» Problem
Only the pictures are omitted; repeat all other data exactly.

» Records to use
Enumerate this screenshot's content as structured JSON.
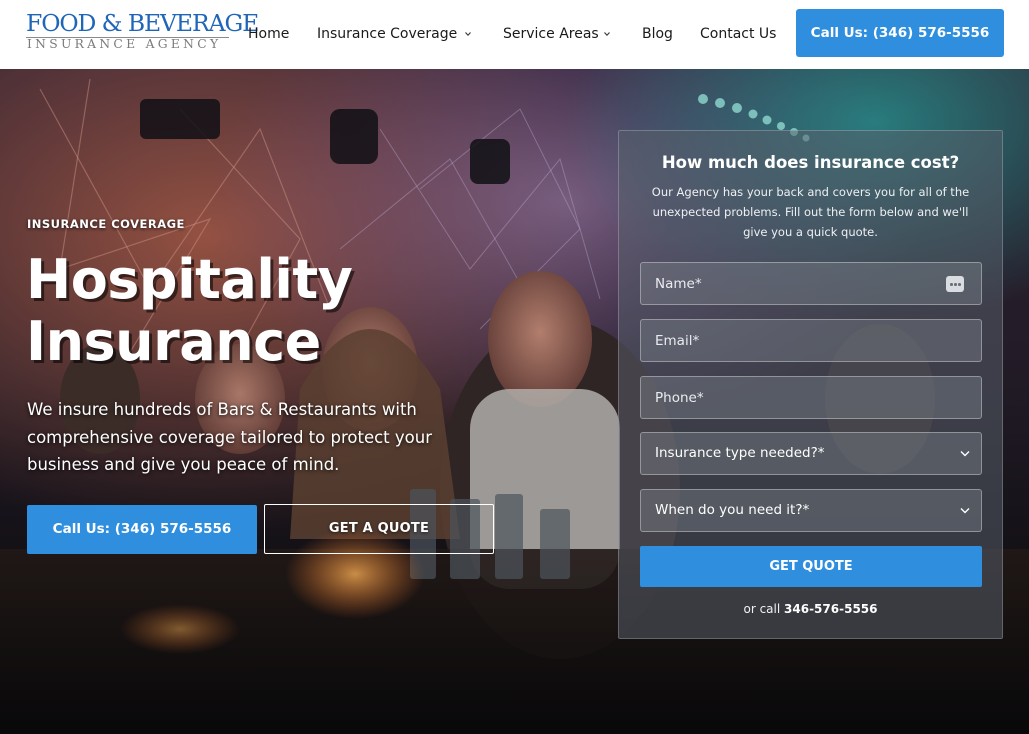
{
  "header": {
    "logo_line1": "FOOD & BEVERAGE",
    "logo_line2": "INSURANCE AGENCY",
    "nav": [
      {
        "label": "Home"
      },
      {
        "label": "Insurance Coverage",
        "has_dropdown": true
      },
      {
        "label": "Service Areas",
        "has_dropdown": true
      },
      {
        "label": "Blog"
      },
      {
        "label": "Contact Us"
      }
    ],
    "call_button": "Call Us: (346) 576-5556"
  },
  "hero": {
    "eyebrow": "INSURANCE COVERAGE",
    "title_line1": "Hospitality",
    "title_line2": "Insurance",
    "description": "We insure hundreds of Bars & Restaurants with comprehensive coverage tailored to protect your business and give you peace of mind.",
    "call_button": "Call Us: (346) 576-5556",
    "quote_button": "GET A QUOTE"
  },
  "form": {
    "title": "How much does insurance cost?",
    "description": "Our Agency has your back and covers you for all of the unexpected problems. Fill out the form below and we'll give you a quick quote.",
    "name_placeholder": "Name*",
    "email_placeholder": "Email*",
    "phone_placeholder": "Phone*",
    "insurance_type_selected": "Insurance type needed?*",
    "timing_selected": "When do you need it?*",
    "submit_label": "GET QUOTE",
    "or_call_prefix": "or call",
    "or_call_phone": "346-576-5556"
  },
  "colors": {
    "accent": "#2f8fde",
    "logo_blue": "#1f66b8",
    "header_bg": "#ffffff",
    "nav_text": "#1a1a1a"
  },
  "icons": {
    "nav_dropdown": "chevron-down-icon",
    "select_dropdown": "chevron-down-icon",
    "password_manager": "password-manager-icon"
  }
}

» Answer to this exercise
Enumerate this screenshot's content as structured JSON.
{
  "header": {
    "logo_line1": "FOOD & BEVERAGE",
    "logo_line2": "INSURANCE AGENCY",
    "nav": [
      {
        "label": "Home"
      },
      {
        "label": "Insurance Coverage",
        "has_dropdown": true
      },
      {
        "label": "Service Areas",
        "has_dropdown": true
      },
      {
        "label": "Blog"
      },
      {
        "label": "Contact Us"
      }
    ],
    "call_button": "Call Us: (346) 576-5556"
  },
  "hero": {
    "eyebrow": "INSURANCE COVERAGE",
    "title_line1": "Hospitality",
    "title_line2": "Insurance",
    "description": "We insure hundreds of Bars & Restaurants with comprehensive coverage tailored to protect your business and give you peace of mind.",
    "call_button": "Call Us: (346) 576-5556",
    "quote_button": "GET A QUOTE"
  },
  "form": {
    "title": "How much does insurance cost?",
    "description": "Our Agency has your back and covers you for all of the unexpected problems. Fill out the form below and we'll give you a quick quote.",
    "name_placeholder": "Name*",
    "email_placeholder": "Email*",
    "phone_placeholder": "Phone*",
    "insurance_type_selected": "Insurance type needed?*",
    "timing_selected": "When do you need it?*",
    "submit_label": "GET QUOTE",
    "or_call_prefix": "or call",
    "or_call_phone": "346-576-5556"
  },
  "colors": {
    "accent": "#2f8fde",
    "logo_blue": "#1f66b8",
    "header_bg": "#ffffff",
    "nav_text": "#1a1a1a"
  },
  "icons": {
    "nav_dropdown": "chevron-down-icon",
    "select_dropdown": "chevron-down-icon",
    "password_manager": "password-manager-icon"
  }
}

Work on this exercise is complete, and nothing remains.